MATERIALS PROVIDED
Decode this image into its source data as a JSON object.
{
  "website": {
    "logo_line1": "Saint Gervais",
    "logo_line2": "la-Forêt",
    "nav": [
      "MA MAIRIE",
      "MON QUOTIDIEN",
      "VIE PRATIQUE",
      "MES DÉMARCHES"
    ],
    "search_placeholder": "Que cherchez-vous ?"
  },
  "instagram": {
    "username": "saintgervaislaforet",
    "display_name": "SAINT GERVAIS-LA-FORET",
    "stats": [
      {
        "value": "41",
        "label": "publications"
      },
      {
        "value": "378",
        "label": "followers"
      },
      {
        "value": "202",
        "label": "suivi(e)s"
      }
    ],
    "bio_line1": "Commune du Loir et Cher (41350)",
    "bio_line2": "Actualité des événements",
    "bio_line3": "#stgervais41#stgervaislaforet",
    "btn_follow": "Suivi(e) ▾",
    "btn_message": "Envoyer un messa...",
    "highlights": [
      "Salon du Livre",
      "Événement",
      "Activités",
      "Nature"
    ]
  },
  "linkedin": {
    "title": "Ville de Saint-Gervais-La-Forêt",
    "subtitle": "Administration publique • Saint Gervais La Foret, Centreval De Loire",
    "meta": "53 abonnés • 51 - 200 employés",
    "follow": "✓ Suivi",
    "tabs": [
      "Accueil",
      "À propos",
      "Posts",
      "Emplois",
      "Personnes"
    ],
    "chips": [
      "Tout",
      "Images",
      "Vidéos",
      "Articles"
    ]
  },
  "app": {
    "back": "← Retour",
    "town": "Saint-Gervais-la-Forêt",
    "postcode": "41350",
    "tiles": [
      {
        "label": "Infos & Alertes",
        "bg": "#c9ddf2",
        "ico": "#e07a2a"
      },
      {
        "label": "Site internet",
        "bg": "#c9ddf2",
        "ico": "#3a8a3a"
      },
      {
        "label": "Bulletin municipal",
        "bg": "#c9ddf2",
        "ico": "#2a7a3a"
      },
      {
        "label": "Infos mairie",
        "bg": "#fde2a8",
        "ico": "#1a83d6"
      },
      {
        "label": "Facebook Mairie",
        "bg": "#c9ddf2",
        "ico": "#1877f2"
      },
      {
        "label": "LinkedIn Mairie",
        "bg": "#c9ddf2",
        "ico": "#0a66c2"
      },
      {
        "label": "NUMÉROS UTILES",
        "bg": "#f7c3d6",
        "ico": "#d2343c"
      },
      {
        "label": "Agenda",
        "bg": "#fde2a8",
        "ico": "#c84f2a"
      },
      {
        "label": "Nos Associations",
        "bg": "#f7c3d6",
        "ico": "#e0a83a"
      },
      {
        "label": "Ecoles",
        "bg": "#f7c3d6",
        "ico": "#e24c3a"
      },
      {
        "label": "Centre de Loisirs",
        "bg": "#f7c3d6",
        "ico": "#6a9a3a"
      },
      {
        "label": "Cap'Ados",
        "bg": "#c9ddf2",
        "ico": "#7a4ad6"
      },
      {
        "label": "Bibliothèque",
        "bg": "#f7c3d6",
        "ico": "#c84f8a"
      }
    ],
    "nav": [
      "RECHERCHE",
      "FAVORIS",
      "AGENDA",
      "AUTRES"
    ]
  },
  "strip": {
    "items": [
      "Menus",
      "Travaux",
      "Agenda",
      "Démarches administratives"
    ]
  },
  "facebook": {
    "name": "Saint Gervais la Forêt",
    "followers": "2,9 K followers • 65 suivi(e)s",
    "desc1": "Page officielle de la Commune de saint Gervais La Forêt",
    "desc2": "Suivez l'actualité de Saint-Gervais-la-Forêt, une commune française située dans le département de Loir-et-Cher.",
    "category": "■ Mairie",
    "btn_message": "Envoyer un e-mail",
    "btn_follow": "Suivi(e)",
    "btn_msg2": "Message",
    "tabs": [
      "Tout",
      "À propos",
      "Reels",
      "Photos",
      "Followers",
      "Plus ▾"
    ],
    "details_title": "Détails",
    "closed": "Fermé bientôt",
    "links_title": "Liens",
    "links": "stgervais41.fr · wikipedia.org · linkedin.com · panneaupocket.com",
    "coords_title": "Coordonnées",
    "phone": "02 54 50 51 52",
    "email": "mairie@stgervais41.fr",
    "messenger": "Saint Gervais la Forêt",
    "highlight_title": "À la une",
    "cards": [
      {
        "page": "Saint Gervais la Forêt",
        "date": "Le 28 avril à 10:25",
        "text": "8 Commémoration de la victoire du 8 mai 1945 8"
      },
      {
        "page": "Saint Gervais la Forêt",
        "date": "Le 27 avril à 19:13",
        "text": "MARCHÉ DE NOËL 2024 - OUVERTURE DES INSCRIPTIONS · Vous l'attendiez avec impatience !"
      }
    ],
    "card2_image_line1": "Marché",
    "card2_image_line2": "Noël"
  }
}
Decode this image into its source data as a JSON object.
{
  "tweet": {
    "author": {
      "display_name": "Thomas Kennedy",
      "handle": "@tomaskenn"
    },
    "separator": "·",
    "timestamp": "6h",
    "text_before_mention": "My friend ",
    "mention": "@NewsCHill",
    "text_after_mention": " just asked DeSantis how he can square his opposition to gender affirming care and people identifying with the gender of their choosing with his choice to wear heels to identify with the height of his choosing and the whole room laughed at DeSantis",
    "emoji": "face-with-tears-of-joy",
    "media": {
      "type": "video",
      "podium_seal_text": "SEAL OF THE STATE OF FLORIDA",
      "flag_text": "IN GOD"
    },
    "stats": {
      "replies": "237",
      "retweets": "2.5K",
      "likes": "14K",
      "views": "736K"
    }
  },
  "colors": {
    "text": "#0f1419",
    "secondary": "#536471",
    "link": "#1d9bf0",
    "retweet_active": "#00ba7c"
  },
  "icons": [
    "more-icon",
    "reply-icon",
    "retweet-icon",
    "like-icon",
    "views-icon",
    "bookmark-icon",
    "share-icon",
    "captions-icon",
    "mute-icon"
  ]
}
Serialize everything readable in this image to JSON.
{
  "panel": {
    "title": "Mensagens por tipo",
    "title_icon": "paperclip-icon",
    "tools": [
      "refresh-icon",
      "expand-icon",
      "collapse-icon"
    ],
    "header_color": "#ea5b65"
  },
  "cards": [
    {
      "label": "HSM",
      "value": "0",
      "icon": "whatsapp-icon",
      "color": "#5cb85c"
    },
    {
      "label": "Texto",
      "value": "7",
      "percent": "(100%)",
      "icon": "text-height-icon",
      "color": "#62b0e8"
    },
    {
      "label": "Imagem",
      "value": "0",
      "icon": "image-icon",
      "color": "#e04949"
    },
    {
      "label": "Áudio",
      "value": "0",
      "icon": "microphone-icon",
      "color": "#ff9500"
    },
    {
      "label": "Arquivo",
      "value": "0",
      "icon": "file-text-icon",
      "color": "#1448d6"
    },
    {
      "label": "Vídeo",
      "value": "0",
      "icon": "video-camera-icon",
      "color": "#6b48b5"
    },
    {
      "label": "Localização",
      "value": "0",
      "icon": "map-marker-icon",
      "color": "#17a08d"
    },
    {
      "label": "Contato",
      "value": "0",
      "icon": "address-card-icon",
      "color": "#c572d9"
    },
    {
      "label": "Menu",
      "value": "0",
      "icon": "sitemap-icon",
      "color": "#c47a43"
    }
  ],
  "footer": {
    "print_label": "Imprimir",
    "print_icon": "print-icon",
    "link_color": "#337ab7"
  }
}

THE REQUEST
All of the entries above need to be reproduced exactly.

CORRECT OUTPUT
Decode this image into its source data as a JSON object.
{
  "website": {
    "logo_line1": "Saint Gervais",
    "logo_line2": "la-Forêt",
    "nav": [
      "MA MAIRIE",
      "MON QUOTIDIEN",
      "VIE PRATIQUE",
      "MES DÉMARCHES"
    ],
    "search_placeholder": "Que cherchez-vous ?"
  },
  "instagram": {
    "username": "saintgervaislaforet",
    "display_name": "SAINT GERVAIS-LA-FORET",
    "stats": [
      {
        "value": "41",
        "label": "publications"
      },
      {
        "value": "378",
        "label": "followers"
      },
      {
        "value": "202",
        "label": "suivi(e)s"
      }
    ],
    "bio_line1": "Commune du Loir et Cher (41350)",
    "bio_line2": "Actualité des événements",
    "bio_line3": "#stgervais41#stgervaislaforet",
    "btn_follow": "Suivi(e) ▾",
    "btn_message": "Envoyer un messa...",
    "highlights": [
      "Salon du Livre",
      "Événement",
      "Activités",
      "Nature"
    ]
  },
  "linkedin": {
    "title": "Ville de Saint-Gervais-La-Forêt",
    "subtitle": "Administration publique • Saint Gervais La Foret, Centreval De Loire",
    "meta": "53 abonnés • 51 - 200 employés",
    "follow": "✓ Suivi",
    "tabs": [
      "Accueil",
      "À propos",
      "Posts",
      "Emplois",
      "Personnes"
    ],
    "chips": [
      "Tout",
      "Images",
      "Vidéos",
      "Articles"
    ]
  },
  "app": {
    "back": "← Retour",
    "town": "Saint-Gervais-la-Forêt",
    "postcode": "41350",
    "tiles": [
      {
        "label": "Infos & Alertes",
        "bg": "#c9ddf2",
        "ico": "#e07a2a"
      },
      {
        "label": "Site internet",
        "bg": "#c9ddf2",
        "ico": "#3a8a3a"
      },
      {
        "label": "Bulletin municipal",
        "bg": "#c9ddf2",
        "ico": "#2a7a3a"
      },
      {
        "label": "Infos mairie",
        "bg": "#fde2a8",
        "ico": "#1a83d6"
      },
      {
        "label": "Facebook Mairie",
        "bg": "#c9ddf2",
        "ico": "#1877f2"
      },
      {
        "label": "LinkedIn Mairie",
        "bg": "#c9ddf2",
        "ico": "#0a66c2"
      },
      {
        "label": "NUMÉROS UTILES",
        "bg": "#f7c3d6",
        "ico": "#d2343c"
      },
      {
        "label": "Agenda",
        "bg": "#fde2a8",
        "ico": "#c84f2a"
      },
      {
        "label": "Nos Associations",
        "bg": "#f7c3d6",
        "ico": "#e0a83a"
      },
      {
        "label": "Ecoles",
        "bg": "#f7c3d6",
        "ico": "#e24c3a"
      },
      {
        "label": "Centre de Loisirs",
        "bg": "#f7c3d6",
        "ico": "#6a9a3a"
      },
      {
        "label": "Cap'Ados",
        "bg": "#c9ddf2",
        "ico": "#7a4ad6"
      },
      {
        "label": "Bibliothèque",
        "bg": "#f7c3d6",
        "ico": "#c84f8a"
      }
    ],
    "nav": [
      "RECHERCHE",
      "FAVORIS",
      "AGENDA",
      "AUTRES"
    ]
  },
  "strip": {
    "items": [
      "Menus",
      "Travaux",
      "Agenda",
      "Démarches administratives"
    ]
  },
  "facebook": {
    "name": "Saint Gervais la Forêt",
    "followers": "2,9 K followers • 65 suivi(e)s",
    "desc1": "Page officielle de la Commune de saint Gervais La Forêt",
    "desc2": "Suivez l'actualité de Saint-Gervais-la-Forêt, une commune française située dans le département de Loir-et-Cher.",
    "category": "■ Mairie",
    "btn_message": "Envoyer un e-mail",
    "btn_follow": "Suivi(e)",
    "btn_msg2": "Message",
    "tabs": [
      "Tout",
      "À propos",
      "Reels",
      "Photos",
      "Followers",
      "Plus ▾"
    ],
    "details_title": "Détails",
    "closed": "Fermé bientôt",
    "links_title": "Liens",
    "links": "stgervais41.fr · wikipedia.org · linkedin.com · panneaupocket.com",
    "coords_title": "Coordonnées",
    "phone": "02 54 50 51 52",
    "email": "mairie@stgervais41.fr",
    "messenger": "Saint Gervais la Forêt",
    "highlight_title": "À la une",
    "cards": [
      {
        "page": "Saint Gervais la Forêt",
        "date": "Le 28 avril à 10:25",
        "text": "8 Commémoration de la victoire du 8 mai 1945 8"
      },
      {
        "page": "Saint Gervais la Forêt",
        "date": "Le 27 avril à 19:13",
        "text": "MARCHÉ DE NOËL 2024 - OUVERTURE DES INSCRIPTIONS · Vous l'attendiez avec impatience !"
      }
    ],
    "card2_image_line1": "Marché",
    "card2_image_line2": "Noël"
  }
}
Decode this image into its source data as a JSON object.
{
  "tweet": {
    "author": {
      "display_name": "Thomas Kennedy",
      "handle": "@tomaskenn"
    },
    "separator": "·",
    "timestamp": "6h",
    "text_before_mention": "My friend ",
    "mention": "@NewsCHill",
    "text_after_mention": " just asked DeSantis how he can square his opposition to gender affirming care and people identifying with the gender of their choosing with his choice to wear heels to identify with the height of his choosing and the whole room laughed at DeSantis",
    "emoji": "face-with-tears-of-joy",
    "media": {
      "type": "video",
      "podium_seal_text": "SEAL OF THE STATE OF FLORIDA",
      "flag_text": "IN GOD"
    },
    "stats": {
      "replies": "237",
      "retweets": "2.5K",
      "likes": "14K",
      "views": "736K"
    }
  },
  "colors": {
    "text": "#0f1419",
    "secondary": "#536471",
    "link": "#1d9bf0",
    "retweet_active": "#00ba7c"
  },
  "icons": [
    "more-icon",
    "reply-icon",
    "retweet-icon",
    "like-icon",
    "views-icon",
    "bookmark-icon",
    "share-icon",
    "captions-icon",
    "mute-icon"
  ]
}
Serialize everything readable in this image to JSON.
{
  "panel": {
    "title": "Mensagens por tipo",
    "title_icon": "paperclip-icon",
    "tools": [
      "refresh-icon",
      "expand-icon",
      "collapse-icon"
    ],
    "header_color": "#ea5b65"
  },
  "cards": [
    {
      "label": "HSM",
      "value": "0",
      "icon": "whatsapp-icon",
      "color": "#5cb85c"
    },
    {
      "label": "Texto",
      "value": "7",
      "percent": "(100%)",
      "icon": "text-height-icon",
      "color": "#62b0e8"
    },
    {
      "label": "Imagem",
      "value": "0",
      "icon": "image-icon",
      "color": "#e04949"
    },
    {
      "label": "Áudio",
      "value": "0",
      "icon": "microphone-icon",
      "color": "#ff9500"
    },
    {
      "label": "Arquivo",
      "value": "0",
      "icon": "file-text-icon",
      "color": "#1448d6"
    },
    {
      "label": "Vídeo",
      "value": "0",
      "icon": "video-camera-icon",
      "color": "#6b48b5"
    },
    {
      "label": "Localização",
      "value": "0",
      "icon": "map-marker-icon",
      "color": "#17a08d"
    },
    {
      "label": "Contato",
      "value": "0",
      "icon": "address-card-icon",
      "color": "#c572d9"
    },
    {
      "label": "Menu",
      "value": "0",
      "icon": "sitemap-icon",
      "color": "#c47a43"
    }
  ],
  "footer": {
    "print_label": "Imprimir",
    "print_icon": "print-icon",
    "link_color": "#337ab7"
  }
}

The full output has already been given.